▶ _DO THIS_
Find and copy each line of the records where the string "name" shows up.

++++++++++++++++++++

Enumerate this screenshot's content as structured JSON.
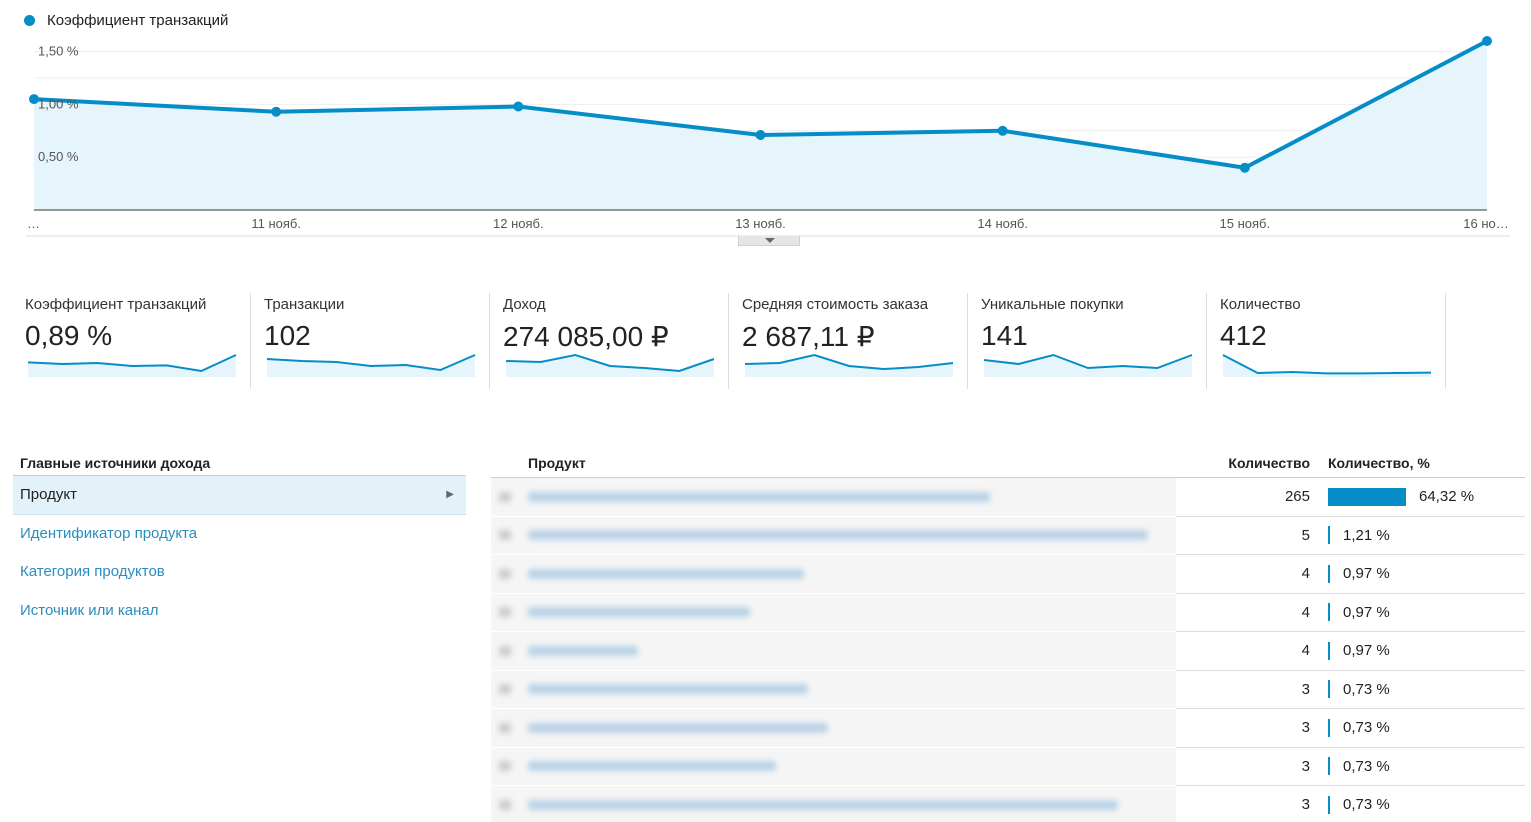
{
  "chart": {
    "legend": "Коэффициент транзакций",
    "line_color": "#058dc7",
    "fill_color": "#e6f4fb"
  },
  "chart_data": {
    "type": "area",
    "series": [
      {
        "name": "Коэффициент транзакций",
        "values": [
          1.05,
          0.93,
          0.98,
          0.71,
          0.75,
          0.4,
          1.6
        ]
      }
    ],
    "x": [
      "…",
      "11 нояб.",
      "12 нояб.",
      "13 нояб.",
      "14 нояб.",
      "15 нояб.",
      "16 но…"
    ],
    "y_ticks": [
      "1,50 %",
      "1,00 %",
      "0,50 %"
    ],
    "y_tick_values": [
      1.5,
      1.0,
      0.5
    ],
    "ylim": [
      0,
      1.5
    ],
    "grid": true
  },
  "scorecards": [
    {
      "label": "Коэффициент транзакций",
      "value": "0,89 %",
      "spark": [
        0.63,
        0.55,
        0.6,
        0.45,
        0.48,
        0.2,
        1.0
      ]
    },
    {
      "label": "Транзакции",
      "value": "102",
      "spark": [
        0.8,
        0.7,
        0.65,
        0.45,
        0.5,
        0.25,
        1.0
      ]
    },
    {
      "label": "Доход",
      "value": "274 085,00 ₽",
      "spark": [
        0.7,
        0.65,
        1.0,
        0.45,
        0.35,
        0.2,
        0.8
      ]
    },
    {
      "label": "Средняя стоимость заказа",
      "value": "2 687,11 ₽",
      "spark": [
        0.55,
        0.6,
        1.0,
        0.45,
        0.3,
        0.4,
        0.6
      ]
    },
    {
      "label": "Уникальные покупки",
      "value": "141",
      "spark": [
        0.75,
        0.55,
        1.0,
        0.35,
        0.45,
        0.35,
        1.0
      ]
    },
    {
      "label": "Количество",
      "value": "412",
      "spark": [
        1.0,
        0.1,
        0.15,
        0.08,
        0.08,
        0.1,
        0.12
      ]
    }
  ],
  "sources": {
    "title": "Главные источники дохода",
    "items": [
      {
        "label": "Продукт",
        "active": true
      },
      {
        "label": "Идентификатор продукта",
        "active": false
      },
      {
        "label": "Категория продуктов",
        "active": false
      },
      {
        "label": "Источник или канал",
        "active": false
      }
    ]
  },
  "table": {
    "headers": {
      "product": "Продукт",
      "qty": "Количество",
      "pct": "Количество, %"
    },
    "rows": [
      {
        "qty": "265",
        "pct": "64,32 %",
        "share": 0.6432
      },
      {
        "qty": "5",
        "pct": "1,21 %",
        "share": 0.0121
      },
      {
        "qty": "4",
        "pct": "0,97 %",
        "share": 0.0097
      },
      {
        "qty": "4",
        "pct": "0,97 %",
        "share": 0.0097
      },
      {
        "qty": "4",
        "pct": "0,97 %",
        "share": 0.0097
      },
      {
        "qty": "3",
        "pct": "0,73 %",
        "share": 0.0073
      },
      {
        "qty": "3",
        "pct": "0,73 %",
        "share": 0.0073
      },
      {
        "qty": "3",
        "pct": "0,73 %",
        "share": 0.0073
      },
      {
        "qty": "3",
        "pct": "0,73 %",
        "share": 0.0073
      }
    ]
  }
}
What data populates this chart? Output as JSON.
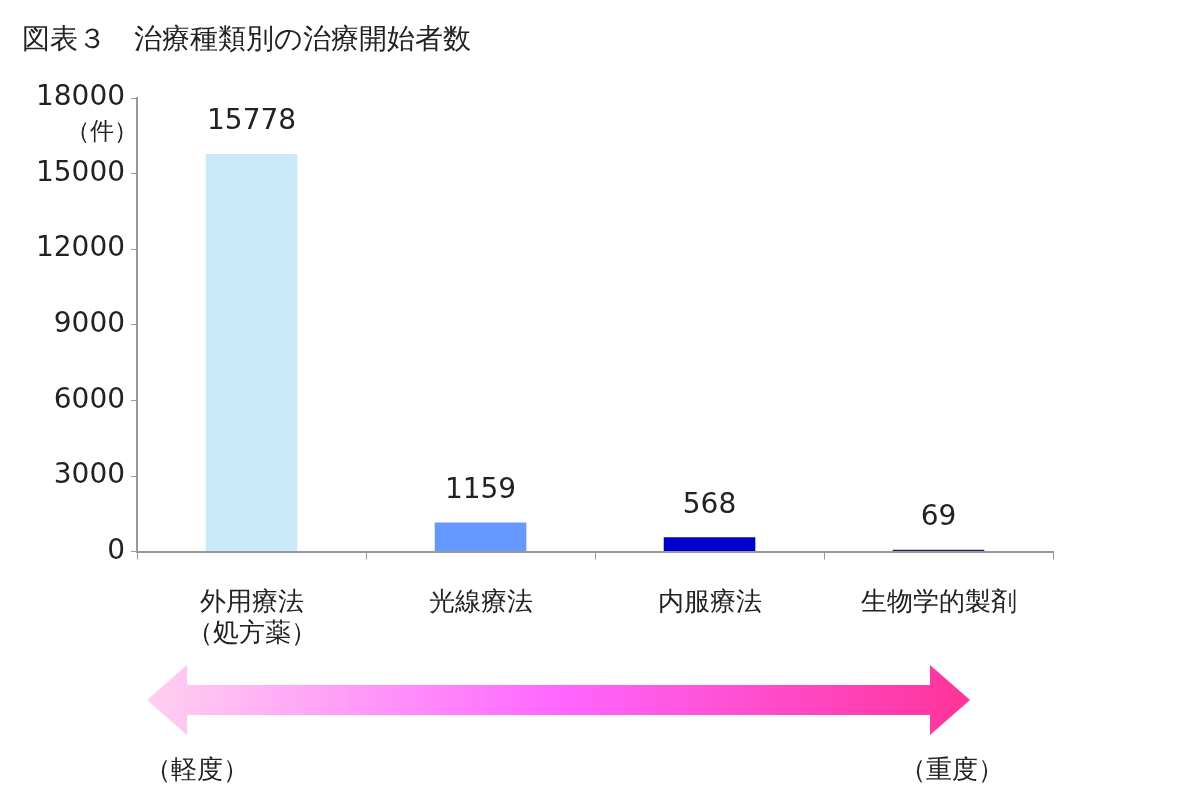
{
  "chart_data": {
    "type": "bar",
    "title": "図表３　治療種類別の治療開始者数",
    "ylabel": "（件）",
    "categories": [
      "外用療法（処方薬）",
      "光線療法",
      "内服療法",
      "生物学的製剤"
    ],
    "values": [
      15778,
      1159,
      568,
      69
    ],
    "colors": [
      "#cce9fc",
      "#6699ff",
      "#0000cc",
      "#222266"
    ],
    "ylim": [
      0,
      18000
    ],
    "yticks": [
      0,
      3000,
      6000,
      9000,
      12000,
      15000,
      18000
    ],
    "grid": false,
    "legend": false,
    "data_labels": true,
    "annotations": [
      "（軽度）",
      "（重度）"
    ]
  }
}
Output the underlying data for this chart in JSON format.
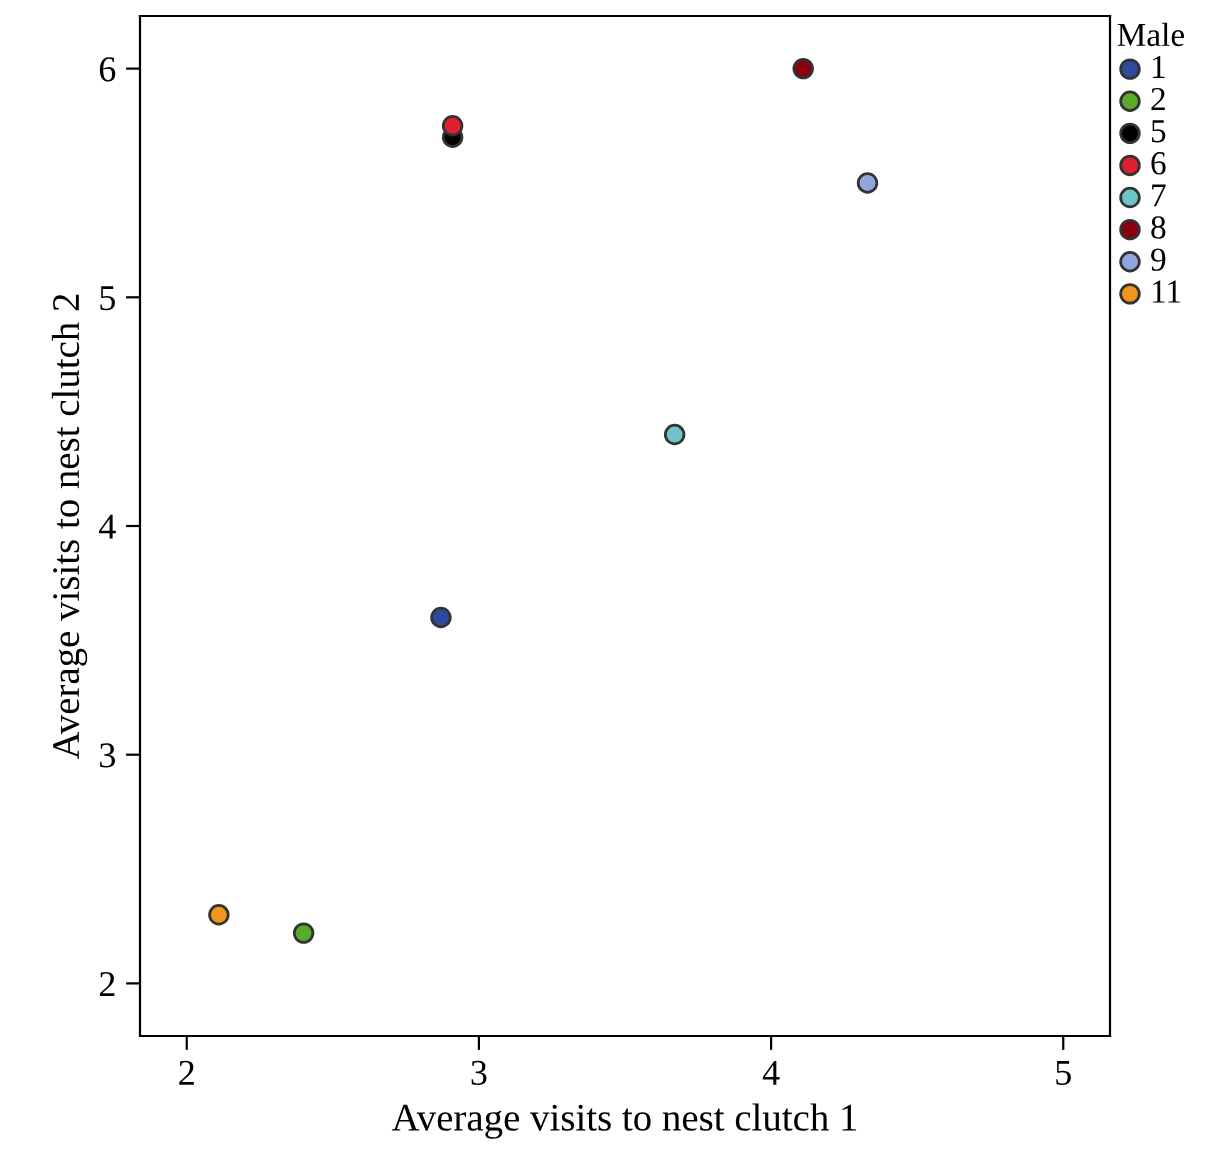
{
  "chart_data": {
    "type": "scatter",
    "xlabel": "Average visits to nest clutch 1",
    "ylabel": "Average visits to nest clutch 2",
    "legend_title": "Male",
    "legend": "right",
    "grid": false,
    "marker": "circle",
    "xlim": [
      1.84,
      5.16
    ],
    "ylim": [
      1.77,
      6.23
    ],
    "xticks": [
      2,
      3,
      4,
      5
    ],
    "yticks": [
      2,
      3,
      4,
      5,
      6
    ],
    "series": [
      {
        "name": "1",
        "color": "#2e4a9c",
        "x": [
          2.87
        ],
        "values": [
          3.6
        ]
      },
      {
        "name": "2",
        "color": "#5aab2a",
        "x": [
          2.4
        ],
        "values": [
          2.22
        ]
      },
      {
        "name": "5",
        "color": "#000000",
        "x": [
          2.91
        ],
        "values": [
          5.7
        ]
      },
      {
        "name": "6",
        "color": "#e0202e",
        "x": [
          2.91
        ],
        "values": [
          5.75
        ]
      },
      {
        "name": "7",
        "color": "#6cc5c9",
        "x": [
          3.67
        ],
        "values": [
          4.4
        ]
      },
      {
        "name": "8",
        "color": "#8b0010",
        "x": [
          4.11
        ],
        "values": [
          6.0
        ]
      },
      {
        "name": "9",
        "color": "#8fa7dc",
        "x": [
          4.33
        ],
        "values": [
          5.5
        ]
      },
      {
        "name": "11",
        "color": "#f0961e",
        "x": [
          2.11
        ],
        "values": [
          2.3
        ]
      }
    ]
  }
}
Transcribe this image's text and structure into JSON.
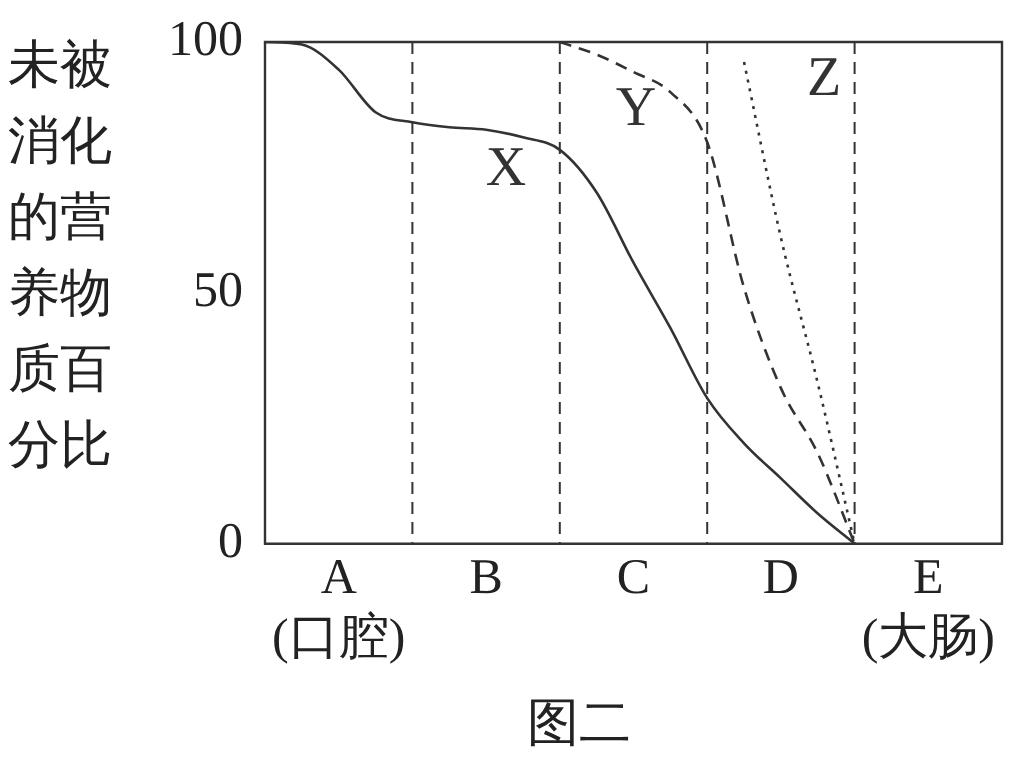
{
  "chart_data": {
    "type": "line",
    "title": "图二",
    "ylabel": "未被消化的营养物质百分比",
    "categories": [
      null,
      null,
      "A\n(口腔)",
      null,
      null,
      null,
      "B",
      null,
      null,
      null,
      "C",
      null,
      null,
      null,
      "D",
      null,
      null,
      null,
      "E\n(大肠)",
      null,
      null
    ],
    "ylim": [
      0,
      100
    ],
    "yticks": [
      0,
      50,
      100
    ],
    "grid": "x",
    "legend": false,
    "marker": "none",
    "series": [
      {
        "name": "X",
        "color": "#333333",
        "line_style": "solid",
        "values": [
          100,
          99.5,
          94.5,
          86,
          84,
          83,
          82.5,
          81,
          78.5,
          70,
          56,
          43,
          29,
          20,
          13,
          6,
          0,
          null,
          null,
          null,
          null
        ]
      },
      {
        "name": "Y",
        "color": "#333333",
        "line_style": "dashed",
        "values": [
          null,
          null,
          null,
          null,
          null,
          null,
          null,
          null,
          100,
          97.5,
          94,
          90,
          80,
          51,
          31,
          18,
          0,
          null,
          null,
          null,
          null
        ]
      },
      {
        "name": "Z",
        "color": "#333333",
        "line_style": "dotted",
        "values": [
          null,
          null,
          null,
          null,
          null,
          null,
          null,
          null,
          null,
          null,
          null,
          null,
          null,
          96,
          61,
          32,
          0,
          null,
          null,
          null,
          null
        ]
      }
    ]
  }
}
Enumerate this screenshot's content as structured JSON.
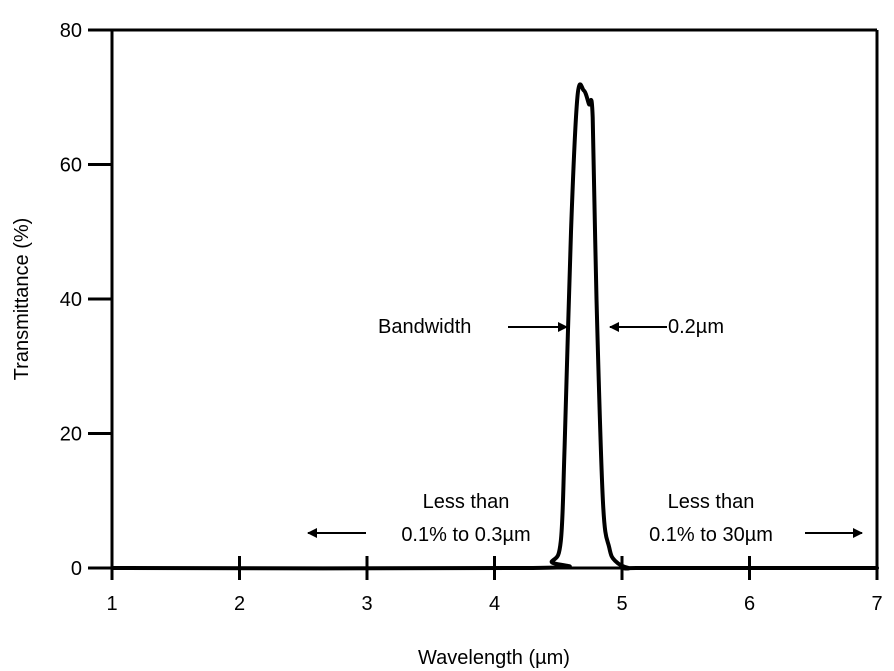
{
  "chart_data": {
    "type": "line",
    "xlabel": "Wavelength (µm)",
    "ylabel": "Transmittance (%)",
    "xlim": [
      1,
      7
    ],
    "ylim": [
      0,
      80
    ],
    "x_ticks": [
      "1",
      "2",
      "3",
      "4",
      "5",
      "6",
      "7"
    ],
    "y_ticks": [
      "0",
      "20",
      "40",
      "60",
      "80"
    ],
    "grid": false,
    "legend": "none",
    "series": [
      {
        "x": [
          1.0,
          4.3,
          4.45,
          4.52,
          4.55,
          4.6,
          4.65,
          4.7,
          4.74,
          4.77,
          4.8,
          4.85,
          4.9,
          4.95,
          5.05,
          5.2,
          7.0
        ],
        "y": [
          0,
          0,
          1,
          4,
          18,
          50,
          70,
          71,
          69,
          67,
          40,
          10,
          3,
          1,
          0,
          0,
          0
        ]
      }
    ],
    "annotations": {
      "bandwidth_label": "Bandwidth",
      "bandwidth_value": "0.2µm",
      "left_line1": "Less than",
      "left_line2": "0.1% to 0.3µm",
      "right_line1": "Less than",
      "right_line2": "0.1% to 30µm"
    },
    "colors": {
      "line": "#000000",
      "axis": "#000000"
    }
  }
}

++++++++++++++++++++

▶ _WRITTEN SOLUTION_
        "name": "Коэффициент транзакций",
        "name": "1",
        "name": "2",
        "name": "5",
        "name": "6",
        "name": "7",
        "name": "8",
        "name": "9",
        "name": "11",
        "name": "X",
        "name": "Y",
        "name": "Z",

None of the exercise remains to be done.